(What you will do)
Report the number of lines in the entries below that include the word "SPRING", and nothing else.

-- BEGIN Records --

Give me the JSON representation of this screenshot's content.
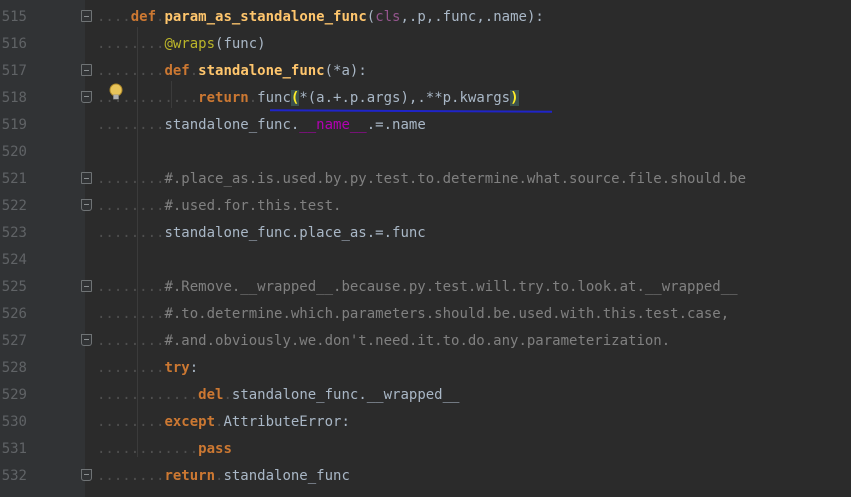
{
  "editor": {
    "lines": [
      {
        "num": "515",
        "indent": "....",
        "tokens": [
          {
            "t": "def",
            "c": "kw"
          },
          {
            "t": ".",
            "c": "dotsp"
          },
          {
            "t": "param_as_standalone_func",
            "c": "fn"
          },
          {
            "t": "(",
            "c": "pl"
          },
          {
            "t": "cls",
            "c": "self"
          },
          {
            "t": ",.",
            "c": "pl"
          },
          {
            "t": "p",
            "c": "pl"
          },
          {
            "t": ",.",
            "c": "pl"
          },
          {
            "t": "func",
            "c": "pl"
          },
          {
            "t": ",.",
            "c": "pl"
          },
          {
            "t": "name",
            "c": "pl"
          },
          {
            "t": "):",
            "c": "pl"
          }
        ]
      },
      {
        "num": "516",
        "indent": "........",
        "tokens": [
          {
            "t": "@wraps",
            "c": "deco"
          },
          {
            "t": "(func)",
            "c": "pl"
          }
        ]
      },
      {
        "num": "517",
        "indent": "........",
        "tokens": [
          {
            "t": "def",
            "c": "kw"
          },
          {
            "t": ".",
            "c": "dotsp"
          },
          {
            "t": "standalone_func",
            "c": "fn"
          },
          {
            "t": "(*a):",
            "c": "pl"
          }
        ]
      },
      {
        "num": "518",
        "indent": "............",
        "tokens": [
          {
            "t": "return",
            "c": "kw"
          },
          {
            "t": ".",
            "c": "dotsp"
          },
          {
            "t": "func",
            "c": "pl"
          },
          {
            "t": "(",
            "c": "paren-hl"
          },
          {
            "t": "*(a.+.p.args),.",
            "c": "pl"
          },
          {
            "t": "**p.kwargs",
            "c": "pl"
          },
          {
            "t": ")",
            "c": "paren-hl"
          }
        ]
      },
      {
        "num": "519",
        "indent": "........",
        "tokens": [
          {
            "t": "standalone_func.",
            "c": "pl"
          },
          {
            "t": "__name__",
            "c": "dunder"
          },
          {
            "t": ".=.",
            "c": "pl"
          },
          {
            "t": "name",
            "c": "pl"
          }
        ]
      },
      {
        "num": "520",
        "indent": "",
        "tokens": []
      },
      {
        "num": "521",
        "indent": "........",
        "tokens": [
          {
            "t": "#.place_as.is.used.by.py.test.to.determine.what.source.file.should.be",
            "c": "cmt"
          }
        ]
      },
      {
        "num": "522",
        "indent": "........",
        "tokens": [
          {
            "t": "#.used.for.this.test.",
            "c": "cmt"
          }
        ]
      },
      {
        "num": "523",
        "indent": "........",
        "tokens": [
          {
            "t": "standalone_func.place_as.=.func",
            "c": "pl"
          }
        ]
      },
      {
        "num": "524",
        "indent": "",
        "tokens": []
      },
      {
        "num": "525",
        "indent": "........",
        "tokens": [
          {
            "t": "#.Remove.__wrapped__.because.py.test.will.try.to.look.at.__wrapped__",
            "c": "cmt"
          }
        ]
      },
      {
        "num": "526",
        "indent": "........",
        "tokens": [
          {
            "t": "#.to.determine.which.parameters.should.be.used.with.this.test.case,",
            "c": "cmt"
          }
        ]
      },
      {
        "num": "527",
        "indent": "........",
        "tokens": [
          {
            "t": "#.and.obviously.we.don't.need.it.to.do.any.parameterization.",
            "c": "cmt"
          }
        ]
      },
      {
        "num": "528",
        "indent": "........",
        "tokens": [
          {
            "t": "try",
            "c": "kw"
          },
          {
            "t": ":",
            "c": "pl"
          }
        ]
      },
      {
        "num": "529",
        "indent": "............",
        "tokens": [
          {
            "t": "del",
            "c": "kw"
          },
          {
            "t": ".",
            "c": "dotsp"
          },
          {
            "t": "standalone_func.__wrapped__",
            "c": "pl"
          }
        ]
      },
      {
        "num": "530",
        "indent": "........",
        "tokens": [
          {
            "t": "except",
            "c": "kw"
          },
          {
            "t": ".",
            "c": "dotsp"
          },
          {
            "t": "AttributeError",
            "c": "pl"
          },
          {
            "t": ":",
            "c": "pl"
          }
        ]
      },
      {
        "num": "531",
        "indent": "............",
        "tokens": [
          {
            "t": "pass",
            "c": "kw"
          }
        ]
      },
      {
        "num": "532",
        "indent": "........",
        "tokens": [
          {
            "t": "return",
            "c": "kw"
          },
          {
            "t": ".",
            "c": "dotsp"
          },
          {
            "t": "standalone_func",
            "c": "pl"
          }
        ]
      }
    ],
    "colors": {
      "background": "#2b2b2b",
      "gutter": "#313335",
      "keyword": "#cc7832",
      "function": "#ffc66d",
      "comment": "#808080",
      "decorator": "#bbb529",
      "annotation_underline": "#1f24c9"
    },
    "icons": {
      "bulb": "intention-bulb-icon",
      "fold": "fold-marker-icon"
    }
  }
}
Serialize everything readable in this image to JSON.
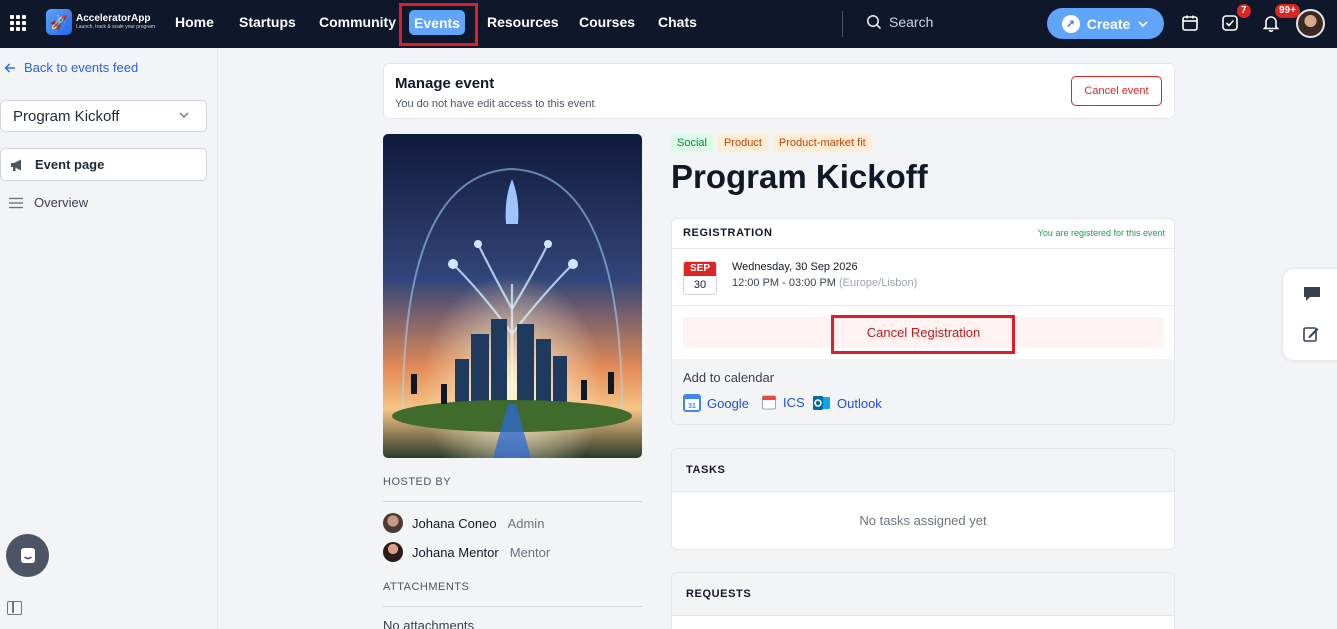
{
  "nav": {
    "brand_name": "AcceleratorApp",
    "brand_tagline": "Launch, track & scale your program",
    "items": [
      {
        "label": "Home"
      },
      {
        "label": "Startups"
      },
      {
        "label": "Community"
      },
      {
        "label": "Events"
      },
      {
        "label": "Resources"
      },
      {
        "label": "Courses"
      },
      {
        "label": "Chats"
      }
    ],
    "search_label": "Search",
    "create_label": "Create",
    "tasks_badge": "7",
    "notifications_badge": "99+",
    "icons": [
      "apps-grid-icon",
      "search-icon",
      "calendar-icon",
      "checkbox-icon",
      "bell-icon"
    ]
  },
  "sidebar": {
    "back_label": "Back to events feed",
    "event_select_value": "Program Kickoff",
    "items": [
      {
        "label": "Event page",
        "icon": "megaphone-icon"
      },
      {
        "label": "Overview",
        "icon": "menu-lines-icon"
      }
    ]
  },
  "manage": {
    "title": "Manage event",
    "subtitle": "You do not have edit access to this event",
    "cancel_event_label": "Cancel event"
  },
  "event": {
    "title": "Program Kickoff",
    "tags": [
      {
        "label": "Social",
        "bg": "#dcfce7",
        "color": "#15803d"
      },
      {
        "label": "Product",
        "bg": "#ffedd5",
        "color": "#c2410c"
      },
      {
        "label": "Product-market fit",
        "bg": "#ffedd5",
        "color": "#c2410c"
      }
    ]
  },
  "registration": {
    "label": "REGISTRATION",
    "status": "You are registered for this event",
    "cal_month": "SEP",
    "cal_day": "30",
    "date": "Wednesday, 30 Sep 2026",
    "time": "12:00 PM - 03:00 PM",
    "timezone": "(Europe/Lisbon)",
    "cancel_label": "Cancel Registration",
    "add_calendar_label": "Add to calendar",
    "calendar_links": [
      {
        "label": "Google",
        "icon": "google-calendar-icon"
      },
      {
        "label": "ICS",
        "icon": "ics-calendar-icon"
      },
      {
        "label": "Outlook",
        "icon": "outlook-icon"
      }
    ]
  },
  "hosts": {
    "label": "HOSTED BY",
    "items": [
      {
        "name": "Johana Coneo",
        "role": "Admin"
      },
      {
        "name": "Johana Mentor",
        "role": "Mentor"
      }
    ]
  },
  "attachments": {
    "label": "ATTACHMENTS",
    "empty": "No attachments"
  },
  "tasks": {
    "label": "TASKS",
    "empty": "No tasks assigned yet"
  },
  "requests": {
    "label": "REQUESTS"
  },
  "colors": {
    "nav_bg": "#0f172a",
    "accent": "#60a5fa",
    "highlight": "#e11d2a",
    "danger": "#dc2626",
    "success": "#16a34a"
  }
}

-- END Records --
-- BEGIN Records --

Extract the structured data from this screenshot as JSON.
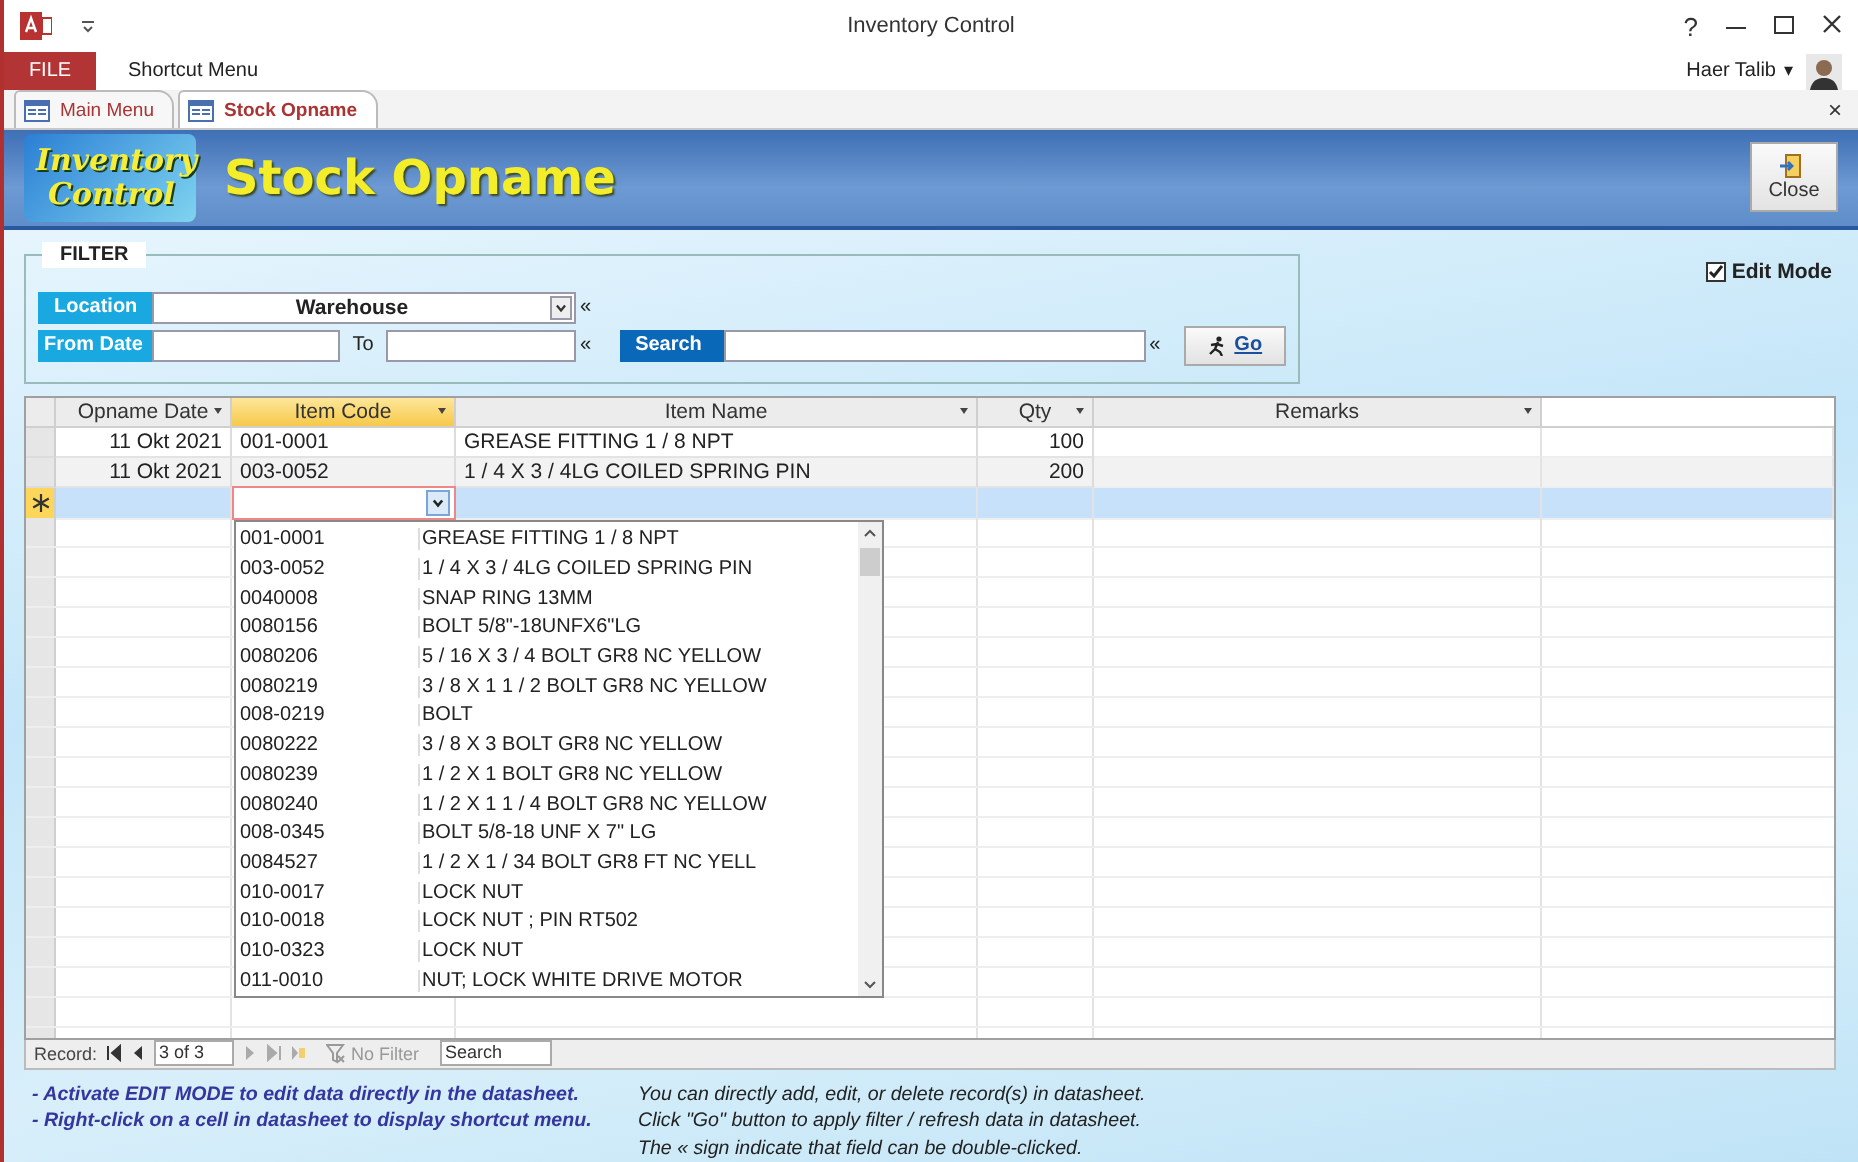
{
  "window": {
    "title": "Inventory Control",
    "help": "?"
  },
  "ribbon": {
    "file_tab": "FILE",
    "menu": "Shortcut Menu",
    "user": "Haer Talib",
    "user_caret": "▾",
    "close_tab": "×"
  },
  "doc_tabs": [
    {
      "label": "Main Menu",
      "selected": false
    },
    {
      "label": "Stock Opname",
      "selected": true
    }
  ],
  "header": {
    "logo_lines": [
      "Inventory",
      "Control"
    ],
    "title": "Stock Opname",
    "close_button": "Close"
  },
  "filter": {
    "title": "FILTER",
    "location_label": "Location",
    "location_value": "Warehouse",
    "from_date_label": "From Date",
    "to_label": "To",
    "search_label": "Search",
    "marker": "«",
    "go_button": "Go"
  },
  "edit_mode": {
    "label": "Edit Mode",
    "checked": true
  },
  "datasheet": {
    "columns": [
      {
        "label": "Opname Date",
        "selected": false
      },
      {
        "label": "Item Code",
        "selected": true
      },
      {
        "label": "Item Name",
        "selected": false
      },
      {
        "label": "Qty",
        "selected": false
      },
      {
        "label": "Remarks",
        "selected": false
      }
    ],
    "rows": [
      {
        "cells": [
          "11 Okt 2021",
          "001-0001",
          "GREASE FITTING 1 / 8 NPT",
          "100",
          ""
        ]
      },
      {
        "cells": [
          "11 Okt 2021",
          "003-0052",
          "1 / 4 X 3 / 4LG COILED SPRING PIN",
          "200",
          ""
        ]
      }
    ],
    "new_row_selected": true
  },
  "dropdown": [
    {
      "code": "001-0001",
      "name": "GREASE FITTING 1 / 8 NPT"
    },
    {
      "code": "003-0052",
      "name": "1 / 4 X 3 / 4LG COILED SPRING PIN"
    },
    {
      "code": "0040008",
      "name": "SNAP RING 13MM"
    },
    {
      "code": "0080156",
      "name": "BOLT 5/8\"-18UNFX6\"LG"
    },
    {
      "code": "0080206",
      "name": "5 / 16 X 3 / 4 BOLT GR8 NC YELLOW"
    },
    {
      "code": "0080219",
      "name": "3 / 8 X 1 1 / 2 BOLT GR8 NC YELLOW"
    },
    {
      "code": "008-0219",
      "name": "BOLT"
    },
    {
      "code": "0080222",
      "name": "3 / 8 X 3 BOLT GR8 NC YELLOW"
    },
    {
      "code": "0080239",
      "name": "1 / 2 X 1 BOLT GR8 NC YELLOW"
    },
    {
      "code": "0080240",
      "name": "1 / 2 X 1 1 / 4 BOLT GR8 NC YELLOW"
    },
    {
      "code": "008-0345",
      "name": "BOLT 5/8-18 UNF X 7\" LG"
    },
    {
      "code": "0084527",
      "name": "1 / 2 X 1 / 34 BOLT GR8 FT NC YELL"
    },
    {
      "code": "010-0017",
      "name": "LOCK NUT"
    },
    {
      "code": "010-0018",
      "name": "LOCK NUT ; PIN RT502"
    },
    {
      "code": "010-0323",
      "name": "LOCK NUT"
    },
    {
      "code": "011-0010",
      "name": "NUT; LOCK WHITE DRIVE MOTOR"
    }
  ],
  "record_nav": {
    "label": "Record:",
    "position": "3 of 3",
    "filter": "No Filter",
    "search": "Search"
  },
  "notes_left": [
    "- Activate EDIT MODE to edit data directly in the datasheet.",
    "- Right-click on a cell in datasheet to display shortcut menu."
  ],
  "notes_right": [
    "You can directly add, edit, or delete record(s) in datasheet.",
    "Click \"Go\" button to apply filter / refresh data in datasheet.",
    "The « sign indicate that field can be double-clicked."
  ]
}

-- END Records --

(Exercise response)
2